Tally the lines containing the word "choice", and report the tally alone.

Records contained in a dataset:
────────────────────────────────────────

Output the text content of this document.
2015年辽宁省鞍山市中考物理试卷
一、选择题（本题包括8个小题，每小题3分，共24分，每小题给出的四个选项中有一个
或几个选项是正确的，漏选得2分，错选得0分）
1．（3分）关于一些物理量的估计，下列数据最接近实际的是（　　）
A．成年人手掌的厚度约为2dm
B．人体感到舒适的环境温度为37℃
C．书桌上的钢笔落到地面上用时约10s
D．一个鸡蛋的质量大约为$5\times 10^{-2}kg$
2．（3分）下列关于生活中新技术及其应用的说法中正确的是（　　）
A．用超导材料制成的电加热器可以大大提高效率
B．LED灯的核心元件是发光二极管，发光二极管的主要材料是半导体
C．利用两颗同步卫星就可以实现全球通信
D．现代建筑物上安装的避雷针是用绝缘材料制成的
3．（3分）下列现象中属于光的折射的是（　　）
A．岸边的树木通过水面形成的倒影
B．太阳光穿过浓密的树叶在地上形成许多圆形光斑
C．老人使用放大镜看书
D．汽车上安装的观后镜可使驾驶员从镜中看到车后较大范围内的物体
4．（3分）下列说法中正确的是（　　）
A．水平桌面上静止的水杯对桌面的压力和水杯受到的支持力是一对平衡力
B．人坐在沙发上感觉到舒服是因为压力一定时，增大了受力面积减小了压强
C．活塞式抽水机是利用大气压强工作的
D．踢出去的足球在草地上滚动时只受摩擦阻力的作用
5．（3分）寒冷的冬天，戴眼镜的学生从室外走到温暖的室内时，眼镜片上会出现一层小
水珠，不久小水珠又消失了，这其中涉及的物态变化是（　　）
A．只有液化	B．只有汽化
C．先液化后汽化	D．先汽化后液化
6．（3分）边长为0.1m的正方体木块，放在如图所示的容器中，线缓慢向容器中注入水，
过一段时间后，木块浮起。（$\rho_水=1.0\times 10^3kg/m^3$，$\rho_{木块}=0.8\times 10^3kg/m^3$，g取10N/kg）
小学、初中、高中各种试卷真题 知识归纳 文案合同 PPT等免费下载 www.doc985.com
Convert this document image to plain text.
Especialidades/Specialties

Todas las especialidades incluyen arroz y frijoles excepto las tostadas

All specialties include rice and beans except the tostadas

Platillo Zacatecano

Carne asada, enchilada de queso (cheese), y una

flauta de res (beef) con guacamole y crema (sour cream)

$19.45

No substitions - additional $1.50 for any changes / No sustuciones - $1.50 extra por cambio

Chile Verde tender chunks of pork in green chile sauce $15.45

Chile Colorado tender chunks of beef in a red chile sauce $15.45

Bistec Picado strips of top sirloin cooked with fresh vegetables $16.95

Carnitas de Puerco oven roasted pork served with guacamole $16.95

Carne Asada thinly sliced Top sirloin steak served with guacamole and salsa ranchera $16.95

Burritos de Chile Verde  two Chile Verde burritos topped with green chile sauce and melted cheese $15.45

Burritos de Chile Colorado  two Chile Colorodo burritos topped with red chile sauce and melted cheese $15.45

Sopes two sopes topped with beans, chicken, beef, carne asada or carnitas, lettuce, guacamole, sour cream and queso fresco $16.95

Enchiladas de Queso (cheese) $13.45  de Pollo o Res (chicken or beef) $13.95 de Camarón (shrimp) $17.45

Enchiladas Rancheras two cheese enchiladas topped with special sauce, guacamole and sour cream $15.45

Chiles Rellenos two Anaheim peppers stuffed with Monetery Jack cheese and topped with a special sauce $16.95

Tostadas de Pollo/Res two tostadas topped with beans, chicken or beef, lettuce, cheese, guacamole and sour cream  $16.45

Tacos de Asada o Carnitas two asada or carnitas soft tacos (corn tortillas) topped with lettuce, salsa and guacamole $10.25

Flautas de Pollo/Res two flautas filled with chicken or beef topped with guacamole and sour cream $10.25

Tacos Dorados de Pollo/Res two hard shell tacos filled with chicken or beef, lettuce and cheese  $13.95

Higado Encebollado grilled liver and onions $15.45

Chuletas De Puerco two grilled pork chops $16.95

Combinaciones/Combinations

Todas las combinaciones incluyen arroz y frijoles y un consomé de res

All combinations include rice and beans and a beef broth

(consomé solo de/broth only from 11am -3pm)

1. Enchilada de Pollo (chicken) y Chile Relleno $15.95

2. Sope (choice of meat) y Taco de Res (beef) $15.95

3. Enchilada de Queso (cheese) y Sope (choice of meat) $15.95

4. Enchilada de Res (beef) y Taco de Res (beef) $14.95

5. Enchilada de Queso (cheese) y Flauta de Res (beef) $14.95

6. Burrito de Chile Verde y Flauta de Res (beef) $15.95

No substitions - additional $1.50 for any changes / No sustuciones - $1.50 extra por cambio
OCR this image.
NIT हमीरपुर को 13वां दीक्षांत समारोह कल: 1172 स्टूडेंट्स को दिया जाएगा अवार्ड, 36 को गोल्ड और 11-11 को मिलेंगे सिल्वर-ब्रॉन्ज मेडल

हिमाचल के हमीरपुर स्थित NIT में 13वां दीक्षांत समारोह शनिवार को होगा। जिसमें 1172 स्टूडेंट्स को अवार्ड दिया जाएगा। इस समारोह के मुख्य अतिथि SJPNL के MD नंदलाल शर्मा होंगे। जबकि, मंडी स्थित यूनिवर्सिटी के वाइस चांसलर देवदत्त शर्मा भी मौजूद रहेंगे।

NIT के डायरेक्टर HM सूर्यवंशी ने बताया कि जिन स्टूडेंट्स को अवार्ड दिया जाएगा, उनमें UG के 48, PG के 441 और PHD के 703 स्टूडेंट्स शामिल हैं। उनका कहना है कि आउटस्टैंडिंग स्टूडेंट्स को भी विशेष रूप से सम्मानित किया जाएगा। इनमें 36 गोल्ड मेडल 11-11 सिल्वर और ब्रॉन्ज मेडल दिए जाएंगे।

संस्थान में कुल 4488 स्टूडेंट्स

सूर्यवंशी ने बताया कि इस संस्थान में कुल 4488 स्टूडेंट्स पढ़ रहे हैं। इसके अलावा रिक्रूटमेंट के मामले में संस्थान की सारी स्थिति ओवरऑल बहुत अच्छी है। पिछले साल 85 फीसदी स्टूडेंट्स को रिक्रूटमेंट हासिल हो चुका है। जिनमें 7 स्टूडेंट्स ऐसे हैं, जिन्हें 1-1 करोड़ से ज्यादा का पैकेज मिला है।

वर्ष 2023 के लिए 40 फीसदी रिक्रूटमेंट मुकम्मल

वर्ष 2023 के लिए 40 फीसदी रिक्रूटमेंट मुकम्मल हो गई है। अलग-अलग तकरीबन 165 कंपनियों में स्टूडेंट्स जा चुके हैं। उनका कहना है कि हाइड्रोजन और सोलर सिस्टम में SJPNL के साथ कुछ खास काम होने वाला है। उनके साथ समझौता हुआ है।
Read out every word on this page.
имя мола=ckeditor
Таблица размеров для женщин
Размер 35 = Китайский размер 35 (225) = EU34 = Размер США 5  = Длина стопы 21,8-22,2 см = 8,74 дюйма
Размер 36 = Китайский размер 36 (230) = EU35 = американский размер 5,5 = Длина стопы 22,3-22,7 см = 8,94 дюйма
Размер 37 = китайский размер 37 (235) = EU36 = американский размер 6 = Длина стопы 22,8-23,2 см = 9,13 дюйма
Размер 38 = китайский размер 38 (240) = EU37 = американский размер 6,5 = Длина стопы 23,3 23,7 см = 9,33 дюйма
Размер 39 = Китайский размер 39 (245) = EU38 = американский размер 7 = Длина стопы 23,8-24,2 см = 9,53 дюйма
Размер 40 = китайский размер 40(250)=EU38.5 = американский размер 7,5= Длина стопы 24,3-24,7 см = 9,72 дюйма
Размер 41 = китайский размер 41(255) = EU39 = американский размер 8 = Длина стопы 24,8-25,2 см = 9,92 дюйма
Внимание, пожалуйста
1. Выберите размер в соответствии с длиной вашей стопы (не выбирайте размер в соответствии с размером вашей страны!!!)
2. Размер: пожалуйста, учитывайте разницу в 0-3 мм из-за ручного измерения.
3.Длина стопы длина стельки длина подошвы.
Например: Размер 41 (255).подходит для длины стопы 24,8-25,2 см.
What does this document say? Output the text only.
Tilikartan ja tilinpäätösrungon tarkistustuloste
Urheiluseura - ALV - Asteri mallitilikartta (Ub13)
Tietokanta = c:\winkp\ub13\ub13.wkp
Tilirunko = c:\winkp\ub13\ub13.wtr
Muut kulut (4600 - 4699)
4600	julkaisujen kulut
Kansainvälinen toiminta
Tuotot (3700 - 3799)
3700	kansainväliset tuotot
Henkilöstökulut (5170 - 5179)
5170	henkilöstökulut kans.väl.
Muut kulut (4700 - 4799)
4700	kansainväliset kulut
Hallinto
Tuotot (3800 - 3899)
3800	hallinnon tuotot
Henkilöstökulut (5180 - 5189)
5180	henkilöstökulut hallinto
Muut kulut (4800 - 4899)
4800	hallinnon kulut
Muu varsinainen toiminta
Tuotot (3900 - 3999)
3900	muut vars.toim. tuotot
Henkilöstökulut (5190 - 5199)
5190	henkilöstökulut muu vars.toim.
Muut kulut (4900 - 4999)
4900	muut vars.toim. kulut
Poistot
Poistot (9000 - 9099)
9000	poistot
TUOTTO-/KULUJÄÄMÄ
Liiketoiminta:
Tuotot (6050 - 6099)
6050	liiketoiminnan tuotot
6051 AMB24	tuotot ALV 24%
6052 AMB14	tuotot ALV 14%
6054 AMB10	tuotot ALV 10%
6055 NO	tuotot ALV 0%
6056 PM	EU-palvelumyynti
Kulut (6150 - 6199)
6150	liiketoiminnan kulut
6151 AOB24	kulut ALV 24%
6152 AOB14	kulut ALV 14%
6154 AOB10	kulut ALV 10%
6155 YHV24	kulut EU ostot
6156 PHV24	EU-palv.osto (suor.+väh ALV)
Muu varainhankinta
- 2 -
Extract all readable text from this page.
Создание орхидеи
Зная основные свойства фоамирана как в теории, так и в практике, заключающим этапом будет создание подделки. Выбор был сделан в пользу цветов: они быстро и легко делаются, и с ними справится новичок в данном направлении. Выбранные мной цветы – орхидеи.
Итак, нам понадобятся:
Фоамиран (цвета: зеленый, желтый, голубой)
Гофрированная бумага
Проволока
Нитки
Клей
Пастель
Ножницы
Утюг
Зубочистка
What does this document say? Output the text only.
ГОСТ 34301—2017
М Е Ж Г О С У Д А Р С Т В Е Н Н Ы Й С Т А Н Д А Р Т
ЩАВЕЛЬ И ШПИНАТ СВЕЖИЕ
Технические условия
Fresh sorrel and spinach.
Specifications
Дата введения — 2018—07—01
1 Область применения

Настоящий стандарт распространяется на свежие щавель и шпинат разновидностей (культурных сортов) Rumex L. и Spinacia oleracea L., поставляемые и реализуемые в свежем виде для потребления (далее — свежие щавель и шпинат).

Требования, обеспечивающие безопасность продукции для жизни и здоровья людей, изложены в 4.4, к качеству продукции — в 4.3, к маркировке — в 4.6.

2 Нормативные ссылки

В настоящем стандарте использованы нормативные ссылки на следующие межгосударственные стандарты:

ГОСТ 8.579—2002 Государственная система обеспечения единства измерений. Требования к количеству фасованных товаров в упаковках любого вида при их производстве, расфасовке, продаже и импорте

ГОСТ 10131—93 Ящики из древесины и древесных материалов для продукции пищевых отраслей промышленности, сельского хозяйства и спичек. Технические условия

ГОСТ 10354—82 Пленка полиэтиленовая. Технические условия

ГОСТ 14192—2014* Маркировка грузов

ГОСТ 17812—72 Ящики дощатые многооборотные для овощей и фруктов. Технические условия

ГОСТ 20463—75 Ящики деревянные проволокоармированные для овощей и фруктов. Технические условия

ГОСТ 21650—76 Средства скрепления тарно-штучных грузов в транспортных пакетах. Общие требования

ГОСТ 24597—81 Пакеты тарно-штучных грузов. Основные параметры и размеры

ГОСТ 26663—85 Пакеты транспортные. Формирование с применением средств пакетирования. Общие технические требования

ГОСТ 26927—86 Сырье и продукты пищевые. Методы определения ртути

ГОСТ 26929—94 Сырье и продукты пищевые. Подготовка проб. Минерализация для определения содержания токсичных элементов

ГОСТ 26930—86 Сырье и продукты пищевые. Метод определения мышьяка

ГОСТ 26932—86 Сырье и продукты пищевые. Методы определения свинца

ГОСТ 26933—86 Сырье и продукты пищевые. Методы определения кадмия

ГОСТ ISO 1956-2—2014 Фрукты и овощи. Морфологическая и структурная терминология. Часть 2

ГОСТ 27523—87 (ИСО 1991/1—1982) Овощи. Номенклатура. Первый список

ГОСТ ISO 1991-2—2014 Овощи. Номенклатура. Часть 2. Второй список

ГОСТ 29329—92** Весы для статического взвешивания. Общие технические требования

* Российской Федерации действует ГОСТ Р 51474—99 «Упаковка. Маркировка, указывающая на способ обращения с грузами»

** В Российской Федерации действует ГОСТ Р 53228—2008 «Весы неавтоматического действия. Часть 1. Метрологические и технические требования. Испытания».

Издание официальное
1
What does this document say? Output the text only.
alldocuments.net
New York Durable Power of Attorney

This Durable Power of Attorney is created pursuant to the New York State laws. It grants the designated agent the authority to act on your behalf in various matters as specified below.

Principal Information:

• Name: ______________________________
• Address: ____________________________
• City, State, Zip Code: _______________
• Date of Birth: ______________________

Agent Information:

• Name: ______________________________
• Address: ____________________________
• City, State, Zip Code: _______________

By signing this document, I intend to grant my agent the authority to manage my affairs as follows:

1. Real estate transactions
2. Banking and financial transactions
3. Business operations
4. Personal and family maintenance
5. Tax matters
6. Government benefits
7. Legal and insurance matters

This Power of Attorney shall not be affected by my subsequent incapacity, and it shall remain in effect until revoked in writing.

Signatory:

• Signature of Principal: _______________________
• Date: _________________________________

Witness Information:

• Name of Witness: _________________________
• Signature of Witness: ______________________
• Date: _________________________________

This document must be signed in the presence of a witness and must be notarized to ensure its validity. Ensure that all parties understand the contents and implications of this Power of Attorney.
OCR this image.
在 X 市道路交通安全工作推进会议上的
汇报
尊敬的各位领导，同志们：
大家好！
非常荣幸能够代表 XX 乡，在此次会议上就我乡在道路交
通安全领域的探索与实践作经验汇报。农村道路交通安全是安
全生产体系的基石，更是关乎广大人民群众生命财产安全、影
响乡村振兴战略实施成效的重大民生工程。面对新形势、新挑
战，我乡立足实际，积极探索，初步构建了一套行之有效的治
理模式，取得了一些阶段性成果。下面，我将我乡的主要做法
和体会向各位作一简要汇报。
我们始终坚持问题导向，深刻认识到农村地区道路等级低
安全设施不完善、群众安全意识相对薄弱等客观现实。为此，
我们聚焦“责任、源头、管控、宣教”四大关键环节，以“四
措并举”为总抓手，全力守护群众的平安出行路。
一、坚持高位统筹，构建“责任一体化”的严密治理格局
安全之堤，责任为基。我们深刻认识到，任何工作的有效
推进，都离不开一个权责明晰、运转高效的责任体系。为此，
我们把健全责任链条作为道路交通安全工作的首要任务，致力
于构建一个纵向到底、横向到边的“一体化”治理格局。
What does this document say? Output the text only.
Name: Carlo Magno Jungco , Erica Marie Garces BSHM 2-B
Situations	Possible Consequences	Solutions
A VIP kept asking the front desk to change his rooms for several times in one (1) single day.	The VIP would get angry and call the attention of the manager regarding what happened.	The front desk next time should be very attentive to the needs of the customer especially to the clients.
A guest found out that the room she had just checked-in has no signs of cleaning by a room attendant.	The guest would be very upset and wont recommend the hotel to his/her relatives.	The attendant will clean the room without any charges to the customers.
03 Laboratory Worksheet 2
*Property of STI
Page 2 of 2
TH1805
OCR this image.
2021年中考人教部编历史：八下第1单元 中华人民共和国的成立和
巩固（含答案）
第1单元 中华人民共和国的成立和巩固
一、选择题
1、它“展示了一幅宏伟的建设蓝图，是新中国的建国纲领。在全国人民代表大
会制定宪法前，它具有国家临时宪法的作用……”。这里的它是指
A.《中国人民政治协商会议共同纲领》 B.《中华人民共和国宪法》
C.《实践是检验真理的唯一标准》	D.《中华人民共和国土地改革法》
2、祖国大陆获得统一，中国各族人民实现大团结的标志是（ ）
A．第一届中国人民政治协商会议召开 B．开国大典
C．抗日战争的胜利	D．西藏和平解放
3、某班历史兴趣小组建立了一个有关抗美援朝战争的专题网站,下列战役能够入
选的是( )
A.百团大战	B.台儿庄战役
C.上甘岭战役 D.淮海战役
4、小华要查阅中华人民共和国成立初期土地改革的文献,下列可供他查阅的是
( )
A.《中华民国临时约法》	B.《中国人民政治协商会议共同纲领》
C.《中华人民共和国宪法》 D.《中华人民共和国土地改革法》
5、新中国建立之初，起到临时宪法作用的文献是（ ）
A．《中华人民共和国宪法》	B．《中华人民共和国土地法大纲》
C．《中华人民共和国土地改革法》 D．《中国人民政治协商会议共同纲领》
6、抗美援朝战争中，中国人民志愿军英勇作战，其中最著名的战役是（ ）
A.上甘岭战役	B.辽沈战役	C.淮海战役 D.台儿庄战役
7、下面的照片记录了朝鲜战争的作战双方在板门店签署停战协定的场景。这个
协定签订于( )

────────────────────────────────────────

Reply: 2